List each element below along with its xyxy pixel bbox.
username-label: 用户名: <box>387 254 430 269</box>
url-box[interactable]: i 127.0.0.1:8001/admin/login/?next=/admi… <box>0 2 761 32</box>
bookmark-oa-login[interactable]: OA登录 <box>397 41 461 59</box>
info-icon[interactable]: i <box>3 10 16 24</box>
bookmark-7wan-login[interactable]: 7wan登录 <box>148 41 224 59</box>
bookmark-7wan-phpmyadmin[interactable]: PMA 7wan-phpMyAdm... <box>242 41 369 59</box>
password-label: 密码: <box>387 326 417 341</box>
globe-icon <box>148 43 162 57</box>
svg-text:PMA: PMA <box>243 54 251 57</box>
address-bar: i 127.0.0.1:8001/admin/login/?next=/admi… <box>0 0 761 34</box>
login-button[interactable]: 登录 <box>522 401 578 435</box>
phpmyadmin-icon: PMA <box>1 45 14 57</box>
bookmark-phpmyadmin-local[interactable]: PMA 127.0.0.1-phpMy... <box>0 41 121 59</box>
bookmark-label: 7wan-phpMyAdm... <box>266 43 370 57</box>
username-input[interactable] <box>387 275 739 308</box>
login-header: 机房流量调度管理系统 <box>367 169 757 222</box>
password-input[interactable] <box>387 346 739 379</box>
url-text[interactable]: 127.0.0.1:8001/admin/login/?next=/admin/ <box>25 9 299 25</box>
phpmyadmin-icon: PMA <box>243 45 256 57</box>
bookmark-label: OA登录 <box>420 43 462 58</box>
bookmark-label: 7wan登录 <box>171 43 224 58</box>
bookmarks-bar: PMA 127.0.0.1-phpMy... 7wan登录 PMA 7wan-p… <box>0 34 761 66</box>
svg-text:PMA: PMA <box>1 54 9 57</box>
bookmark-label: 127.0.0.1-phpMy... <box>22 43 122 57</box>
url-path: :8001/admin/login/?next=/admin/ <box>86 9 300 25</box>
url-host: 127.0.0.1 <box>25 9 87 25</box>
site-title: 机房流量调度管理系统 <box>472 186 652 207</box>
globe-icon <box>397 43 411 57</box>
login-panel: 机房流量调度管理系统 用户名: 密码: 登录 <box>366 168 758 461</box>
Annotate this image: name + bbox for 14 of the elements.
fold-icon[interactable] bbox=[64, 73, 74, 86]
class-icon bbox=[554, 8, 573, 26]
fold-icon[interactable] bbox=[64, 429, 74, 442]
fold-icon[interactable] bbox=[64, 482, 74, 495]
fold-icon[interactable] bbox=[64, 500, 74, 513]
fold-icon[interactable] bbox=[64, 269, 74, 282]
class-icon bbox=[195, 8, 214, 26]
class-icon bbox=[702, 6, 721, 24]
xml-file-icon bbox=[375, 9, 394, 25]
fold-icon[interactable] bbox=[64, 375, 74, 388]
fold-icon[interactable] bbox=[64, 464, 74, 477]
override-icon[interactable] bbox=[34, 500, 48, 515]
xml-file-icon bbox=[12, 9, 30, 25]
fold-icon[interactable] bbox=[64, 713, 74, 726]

### [JOB]
Rewrite the whole listing above, replacing "fold-icon" with "collapse-icon" everywhere and leaving everything else unchanged.

### [COMPLETE OUTPUT]
List each element below along with its xyxy pixel bbox.
username-label: 用户名: <box>387 254 430 269</box>
url-box[interactable]: i 127.0.0.1:8001/admin/login/?next=/admi… <box>0 2 761 32</box>
bookmark-oa-login[interactable]: OA登录 <box>397 41 461 59</box>
info-icon[interactable]: i <box>3 10 16 24</box>
bookmark-7wan-login[interactable]: 7wan登录 <box>148 41 224 59</box>
bookmark-7wan-phpmyadmin[interactable]: PMA 7wan-phpMyAdm... <box>242 41 369 59</box>
password-label: 密码: <box>387 326 417 341</box>
globe-icon <box>148 43 162 57</box>
svg-text:PMA: PMA <box>243 54 251 57</box>
address-bar: i 127.0.0.1:8001/admin/login/?next=/admi… <box>0 0 761 34</box>
login-button[interactable]: 登录 <box>522 401 578 435</box>
phpmyadmin-icon: PMA <box>1 45 14 57</box>
bookmark-phpmyadmin-local[interactable]: PMA 127.0.0.1-phpMy... <box>0 41 121 59</box>
bookmark-label: 7wan-phpMyAdm... <box>266 43 370 57</box>
username-input[interactable] <box>387 275 739 308</box>
login-header: 机房流量调度管理系统 <box>367 169 757 222</box>
password-input[interactable] <box>387 346 739 379</box>
url-text[interactable]: 127.0.0.1:8001/admin/login/?next=/admin/ <box>25 9 299 25</box>
phpmyadmin-icon: PMA <box>243 45 256 57</box>
bookmark-label: OA登录 <box>420 43 462 58</box>
bookmark-label: 7wan登录 <box>171 43 224 58</box>
bookmarks-bar: PMA 127.0.0.1-phpMy... 7wan登录 PMA 7wan-p… <box>0 34 761 66</box>
svg-text:PMA: PMA <box>1 54 9 57</box>
bookmark-label: 127.0.0.1-phpMy... <box>22 43 122 57</box>
url-path: :8001/admin/login/?next=/admin/ <box>86 9 300 25</box>
url-host: 127.0.0.1 <box>25 9 87 25</box>
site-title: 机房流量调度管理系统 <box>472 186 652 207</box>
globe-icon <box>397 43 411 57</box>
login-panel: 机房流量调度管理系统 用户名: 密码: 登录 <box>366 168 758 461</box>
Annotate this image: name + bbox for 14 of the elements.
collapse-icon[interactable] bbox=[64, 73, 74, 86]
class-icon bbox=[554, 8, 573, 26]
collapse-icon[interactable] bbox=[64, 429, 74, 442]
collapse-icon[interactable] bbox=[64, 482, 74, 495]
collapse-icon[interactable] bbox=[64, 500, 74, 513]
collapse-icon[interactable] bbox=[64, 269, 74, 282]
class-icon bbox=[195, 8, 214, 26]
class-icon bbox=[702, 6, 721, 24]
xml-file-icon bbox=[375, 9, 394, 25]
collapse-icon[interactable] bbox=[64, 375, 74, 388]
collapse-icon[interactable] bbox=[64, 464, 74, 477]
override-icon[interactable] bbox=[34, 500, 48, 515]
xml-file-icon bbox=[12, 9, 30, 25]
collapse-icon[interactable] bbox=[64, 713, 74, 726]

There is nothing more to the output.